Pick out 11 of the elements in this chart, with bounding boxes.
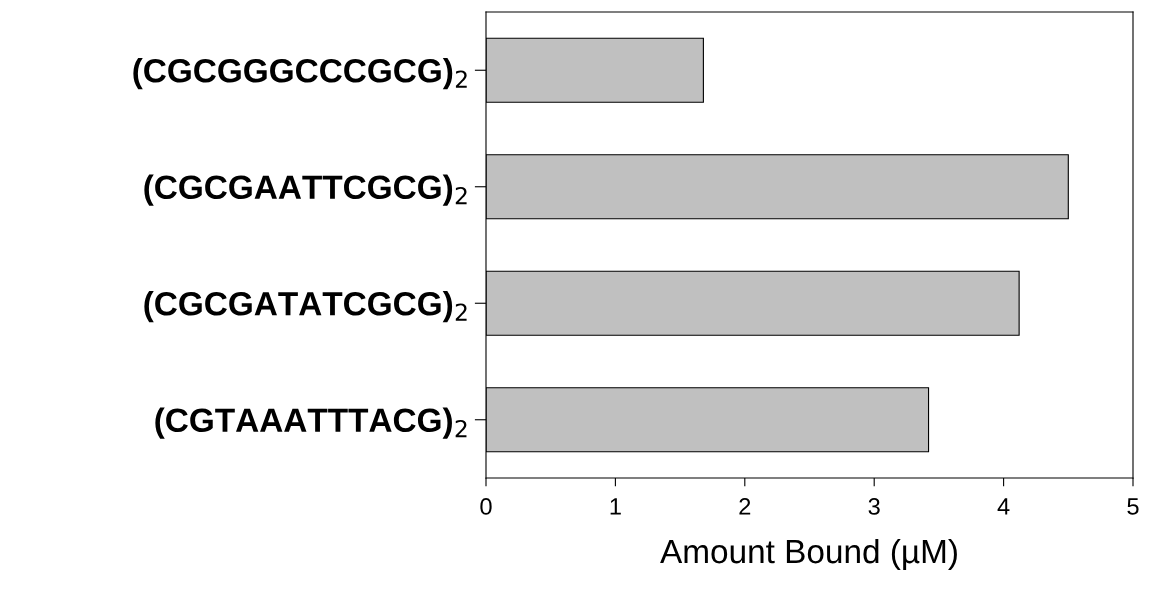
x-tick-label: 0 [480,498,492,515]
y-tick-label: (CGCGAATTCGCG)$_{2}$ [144,174,467,206]
x-tick-label: 1 [610,498,621,515]
x-axis-title: Amount Bound (µM) [660,538,957,570]
x-tick-label: 3 [868,498,880,515]
y-tick-label: (CGCGATATCGCG)$_{2}$ [144,291,467,323]
y-tick-label: (CGCGGGCCCGCG)$_{2}$ [133,58,467,90]
y-tick-label: (CGTAAATTTACG)$_{2}$ [155,407,467,439]
x-tick-label: 4 [997,498,1010,515]
x-tick-label: 5 [1127,498,1139,515]
x-tick-label: 2 [739,498,751,515]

What is needed ▸ Reproduce every line of the entries shown above word for word, leaving out the pictures.

Written solution ▸
Pick out 11 of the elements in this chart, with bounding boxes.
x-tick-label: 0 [480,498,492,515]
y-tick-label: (CGCGAATTCGCG)$_{2}$ [144,174,467,206]
x-tick-label: 1 [610,498,621,515]
x-axis-title: Amount Bound (µM) [660,538,957,570]
x-tick-label: 3 [868,498,880,515]
y-tick-label: (CGCGATATCGCG)$_{2}$ [144,291,467,323]
y-tick-label: (CGCGGGCCCGCG)$_{2}$ [133,58,467,90]
y-tick-label: (CGTAAATTTACG)$_{2}$ [155,407,467,439]
x-tick-label: 4 [997,498,1010,515]
x-tick-label: 5 [1127,498,1139,515]
x-tick-label: 2 [739,498,751,515]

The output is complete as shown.